- RECORD SET -
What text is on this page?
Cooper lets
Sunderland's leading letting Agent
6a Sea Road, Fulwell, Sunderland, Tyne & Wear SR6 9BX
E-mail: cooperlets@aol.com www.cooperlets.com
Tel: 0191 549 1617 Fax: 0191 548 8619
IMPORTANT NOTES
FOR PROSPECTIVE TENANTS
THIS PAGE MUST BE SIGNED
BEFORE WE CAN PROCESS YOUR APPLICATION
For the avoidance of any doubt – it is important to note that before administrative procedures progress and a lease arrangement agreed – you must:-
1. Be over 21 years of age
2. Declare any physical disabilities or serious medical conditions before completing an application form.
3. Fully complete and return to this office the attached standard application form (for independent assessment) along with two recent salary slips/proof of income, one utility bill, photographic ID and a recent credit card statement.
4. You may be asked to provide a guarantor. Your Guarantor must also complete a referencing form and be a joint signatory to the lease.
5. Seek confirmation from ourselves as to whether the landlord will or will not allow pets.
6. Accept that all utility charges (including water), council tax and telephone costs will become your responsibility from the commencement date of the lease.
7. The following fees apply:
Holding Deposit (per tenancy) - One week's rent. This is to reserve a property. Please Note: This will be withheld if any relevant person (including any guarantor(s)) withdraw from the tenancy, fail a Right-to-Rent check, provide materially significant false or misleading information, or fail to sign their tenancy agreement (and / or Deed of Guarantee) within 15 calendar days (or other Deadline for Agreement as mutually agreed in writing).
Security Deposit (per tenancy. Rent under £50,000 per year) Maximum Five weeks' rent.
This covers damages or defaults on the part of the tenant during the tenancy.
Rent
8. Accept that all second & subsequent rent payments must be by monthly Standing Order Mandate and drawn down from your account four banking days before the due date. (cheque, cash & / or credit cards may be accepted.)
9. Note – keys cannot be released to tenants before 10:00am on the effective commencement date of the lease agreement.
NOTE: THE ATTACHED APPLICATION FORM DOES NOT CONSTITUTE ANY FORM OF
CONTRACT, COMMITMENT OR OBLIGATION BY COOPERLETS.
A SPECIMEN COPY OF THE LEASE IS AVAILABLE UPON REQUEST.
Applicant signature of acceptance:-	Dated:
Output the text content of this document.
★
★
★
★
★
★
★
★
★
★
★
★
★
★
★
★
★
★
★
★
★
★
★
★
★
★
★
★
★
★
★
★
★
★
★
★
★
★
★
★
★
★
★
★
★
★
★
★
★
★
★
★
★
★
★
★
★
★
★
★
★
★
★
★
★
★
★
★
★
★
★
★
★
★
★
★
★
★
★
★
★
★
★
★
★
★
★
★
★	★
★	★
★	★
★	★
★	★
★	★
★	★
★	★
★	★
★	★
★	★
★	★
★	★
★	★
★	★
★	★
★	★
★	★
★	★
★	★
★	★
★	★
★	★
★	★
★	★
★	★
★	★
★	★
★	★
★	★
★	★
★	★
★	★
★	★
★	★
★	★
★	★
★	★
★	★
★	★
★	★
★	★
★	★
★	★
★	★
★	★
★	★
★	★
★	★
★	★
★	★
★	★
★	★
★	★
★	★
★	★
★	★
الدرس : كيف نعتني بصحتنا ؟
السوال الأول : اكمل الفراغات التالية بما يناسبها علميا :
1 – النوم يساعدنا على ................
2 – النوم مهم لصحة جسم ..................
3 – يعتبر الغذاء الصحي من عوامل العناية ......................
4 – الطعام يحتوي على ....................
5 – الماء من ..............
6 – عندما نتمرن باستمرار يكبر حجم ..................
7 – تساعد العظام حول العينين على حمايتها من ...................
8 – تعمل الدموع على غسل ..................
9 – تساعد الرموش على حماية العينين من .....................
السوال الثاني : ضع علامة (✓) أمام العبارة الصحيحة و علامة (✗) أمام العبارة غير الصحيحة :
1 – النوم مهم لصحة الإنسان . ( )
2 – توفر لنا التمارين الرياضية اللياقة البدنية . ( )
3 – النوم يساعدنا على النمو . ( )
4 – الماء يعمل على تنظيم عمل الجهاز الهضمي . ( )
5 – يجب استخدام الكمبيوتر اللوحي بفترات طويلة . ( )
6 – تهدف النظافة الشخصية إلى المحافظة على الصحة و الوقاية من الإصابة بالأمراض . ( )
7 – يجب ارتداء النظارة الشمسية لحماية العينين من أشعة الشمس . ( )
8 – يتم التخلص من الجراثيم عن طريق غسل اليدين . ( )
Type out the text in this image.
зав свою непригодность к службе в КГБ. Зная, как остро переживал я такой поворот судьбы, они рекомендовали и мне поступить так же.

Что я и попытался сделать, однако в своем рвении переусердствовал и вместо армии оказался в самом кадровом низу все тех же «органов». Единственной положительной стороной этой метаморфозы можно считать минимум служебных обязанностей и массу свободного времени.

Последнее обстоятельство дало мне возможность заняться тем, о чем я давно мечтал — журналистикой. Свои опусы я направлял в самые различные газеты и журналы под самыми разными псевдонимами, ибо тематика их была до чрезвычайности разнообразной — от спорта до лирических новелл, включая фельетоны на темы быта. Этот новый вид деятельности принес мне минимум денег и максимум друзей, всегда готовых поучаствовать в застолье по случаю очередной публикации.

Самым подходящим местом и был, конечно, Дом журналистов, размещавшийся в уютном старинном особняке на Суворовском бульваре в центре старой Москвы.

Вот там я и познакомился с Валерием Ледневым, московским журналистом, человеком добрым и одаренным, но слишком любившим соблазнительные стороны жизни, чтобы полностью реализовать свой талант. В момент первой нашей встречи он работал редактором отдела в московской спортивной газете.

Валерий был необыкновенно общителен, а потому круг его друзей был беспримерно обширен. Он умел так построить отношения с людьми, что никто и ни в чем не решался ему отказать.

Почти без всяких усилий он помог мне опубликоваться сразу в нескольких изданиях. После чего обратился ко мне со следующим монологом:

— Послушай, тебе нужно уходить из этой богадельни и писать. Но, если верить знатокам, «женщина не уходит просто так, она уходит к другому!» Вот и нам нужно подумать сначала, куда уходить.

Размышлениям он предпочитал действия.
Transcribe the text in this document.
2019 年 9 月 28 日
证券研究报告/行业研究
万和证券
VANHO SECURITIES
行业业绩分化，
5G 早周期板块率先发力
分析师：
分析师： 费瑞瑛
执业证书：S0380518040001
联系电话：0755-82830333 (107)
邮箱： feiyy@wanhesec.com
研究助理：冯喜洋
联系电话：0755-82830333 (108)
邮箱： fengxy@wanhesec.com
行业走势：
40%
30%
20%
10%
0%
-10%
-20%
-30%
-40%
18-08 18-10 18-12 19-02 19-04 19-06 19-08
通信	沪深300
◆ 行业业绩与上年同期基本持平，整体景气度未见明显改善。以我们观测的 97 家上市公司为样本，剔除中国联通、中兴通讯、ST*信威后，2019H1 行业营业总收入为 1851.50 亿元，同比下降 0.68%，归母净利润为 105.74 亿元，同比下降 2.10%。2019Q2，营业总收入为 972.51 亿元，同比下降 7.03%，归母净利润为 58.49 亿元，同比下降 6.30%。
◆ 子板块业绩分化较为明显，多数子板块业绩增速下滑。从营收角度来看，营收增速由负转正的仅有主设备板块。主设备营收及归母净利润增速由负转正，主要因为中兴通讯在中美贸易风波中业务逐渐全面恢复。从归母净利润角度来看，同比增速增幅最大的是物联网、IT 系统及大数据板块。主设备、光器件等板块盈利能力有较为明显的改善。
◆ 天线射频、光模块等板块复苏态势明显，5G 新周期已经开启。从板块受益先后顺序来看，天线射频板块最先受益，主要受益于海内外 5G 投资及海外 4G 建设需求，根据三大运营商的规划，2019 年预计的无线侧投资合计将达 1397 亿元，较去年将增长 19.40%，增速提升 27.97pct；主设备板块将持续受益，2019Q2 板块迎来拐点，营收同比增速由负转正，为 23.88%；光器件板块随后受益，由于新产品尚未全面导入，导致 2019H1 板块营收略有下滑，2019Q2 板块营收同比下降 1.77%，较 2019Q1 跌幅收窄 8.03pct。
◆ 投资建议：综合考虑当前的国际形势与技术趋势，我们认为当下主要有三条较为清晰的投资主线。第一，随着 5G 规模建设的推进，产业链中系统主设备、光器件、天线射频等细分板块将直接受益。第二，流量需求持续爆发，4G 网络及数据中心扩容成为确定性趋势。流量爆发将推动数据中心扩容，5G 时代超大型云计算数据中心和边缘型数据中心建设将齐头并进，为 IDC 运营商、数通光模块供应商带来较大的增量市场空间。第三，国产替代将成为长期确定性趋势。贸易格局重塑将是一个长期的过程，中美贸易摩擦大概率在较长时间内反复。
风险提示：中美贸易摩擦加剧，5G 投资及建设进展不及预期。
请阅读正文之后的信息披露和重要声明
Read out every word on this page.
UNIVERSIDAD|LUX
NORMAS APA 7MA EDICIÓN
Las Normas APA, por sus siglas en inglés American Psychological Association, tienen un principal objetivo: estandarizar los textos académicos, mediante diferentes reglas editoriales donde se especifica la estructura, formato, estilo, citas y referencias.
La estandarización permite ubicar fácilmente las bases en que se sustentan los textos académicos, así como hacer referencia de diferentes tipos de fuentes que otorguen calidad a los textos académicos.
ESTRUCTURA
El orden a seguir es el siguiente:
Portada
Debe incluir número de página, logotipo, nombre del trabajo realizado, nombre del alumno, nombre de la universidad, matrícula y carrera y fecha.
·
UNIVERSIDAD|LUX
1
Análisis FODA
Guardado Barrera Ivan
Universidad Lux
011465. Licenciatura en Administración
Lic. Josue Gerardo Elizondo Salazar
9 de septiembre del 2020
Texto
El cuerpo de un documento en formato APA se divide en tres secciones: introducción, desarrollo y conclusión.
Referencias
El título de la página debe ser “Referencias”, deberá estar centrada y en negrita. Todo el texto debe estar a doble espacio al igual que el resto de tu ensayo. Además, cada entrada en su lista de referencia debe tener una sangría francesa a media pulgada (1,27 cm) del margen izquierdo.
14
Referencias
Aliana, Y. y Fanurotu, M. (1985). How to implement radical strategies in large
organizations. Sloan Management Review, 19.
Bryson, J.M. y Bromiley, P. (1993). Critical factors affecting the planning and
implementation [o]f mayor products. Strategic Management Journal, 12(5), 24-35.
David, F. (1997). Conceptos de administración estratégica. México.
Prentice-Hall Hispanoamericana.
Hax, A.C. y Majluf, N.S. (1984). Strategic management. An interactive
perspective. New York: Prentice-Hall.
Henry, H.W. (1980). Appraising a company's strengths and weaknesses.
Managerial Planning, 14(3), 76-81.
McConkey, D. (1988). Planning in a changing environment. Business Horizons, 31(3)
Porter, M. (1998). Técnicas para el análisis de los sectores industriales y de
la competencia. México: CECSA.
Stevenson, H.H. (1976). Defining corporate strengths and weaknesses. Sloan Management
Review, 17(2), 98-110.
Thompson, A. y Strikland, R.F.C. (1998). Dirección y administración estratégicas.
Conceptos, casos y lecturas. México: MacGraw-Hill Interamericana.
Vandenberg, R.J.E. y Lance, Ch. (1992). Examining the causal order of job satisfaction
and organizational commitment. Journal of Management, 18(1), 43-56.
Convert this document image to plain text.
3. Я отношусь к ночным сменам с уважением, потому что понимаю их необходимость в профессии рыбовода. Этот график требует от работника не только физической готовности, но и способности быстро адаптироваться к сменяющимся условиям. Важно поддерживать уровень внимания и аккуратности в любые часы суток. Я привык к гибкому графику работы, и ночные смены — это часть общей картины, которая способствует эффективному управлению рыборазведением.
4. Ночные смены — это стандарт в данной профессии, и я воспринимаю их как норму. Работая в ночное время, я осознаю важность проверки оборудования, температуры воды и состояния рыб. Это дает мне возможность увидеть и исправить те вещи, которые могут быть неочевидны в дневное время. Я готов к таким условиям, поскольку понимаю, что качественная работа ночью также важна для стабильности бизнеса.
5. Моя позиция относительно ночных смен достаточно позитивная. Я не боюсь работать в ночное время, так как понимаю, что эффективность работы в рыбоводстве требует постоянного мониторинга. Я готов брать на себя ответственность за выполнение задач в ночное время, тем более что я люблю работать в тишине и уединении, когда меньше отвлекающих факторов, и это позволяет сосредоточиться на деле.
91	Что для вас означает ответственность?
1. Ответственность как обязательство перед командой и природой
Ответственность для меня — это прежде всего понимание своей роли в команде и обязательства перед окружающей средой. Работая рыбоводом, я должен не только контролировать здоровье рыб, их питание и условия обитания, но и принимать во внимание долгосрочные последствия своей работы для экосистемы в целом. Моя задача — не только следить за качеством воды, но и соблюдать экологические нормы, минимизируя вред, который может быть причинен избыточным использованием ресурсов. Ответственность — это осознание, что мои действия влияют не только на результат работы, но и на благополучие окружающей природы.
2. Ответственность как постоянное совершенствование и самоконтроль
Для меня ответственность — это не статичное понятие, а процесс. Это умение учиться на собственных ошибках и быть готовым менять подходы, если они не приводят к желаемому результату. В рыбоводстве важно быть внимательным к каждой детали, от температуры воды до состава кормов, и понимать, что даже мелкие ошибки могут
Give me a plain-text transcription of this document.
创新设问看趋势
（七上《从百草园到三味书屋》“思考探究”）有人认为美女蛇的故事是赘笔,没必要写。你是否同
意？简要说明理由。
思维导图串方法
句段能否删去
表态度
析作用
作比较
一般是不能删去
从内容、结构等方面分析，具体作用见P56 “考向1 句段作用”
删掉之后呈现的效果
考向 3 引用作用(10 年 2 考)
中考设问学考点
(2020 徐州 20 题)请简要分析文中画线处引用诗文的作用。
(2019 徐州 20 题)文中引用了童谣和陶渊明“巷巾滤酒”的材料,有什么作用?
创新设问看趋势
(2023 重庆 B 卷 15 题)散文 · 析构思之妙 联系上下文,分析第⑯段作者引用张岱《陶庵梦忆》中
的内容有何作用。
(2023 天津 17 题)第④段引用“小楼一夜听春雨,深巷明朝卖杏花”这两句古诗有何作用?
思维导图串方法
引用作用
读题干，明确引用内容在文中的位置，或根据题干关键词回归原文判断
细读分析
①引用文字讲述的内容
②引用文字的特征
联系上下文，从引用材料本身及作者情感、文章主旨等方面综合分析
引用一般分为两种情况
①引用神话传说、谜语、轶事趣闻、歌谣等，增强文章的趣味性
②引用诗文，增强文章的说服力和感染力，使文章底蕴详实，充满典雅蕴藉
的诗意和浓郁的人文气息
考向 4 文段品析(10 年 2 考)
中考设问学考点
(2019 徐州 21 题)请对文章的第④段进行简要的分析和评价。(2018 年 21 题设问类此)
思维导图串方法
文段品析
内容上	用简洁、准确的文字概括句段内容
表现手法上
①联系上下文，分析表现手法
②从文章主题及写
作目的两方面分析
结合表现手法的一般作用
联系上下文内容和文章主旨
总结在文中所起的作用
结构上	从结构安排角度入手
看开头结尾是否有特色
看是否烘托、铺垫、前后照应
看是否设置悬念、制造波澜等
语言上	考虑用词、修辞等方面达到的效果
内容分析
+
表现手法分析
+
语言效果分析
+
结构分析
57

- YOUR INSTRUCTIONS -
Where a line of the entries contains the word "weaknesses", copy that line.

- EXERCISE RESPONSE -
Henry, H.W. (1980). Appraising a company's strengths and weaknesses.
Stevenson, H.H. (1976). Defining corporate strengths and weaknesses. Sloan Management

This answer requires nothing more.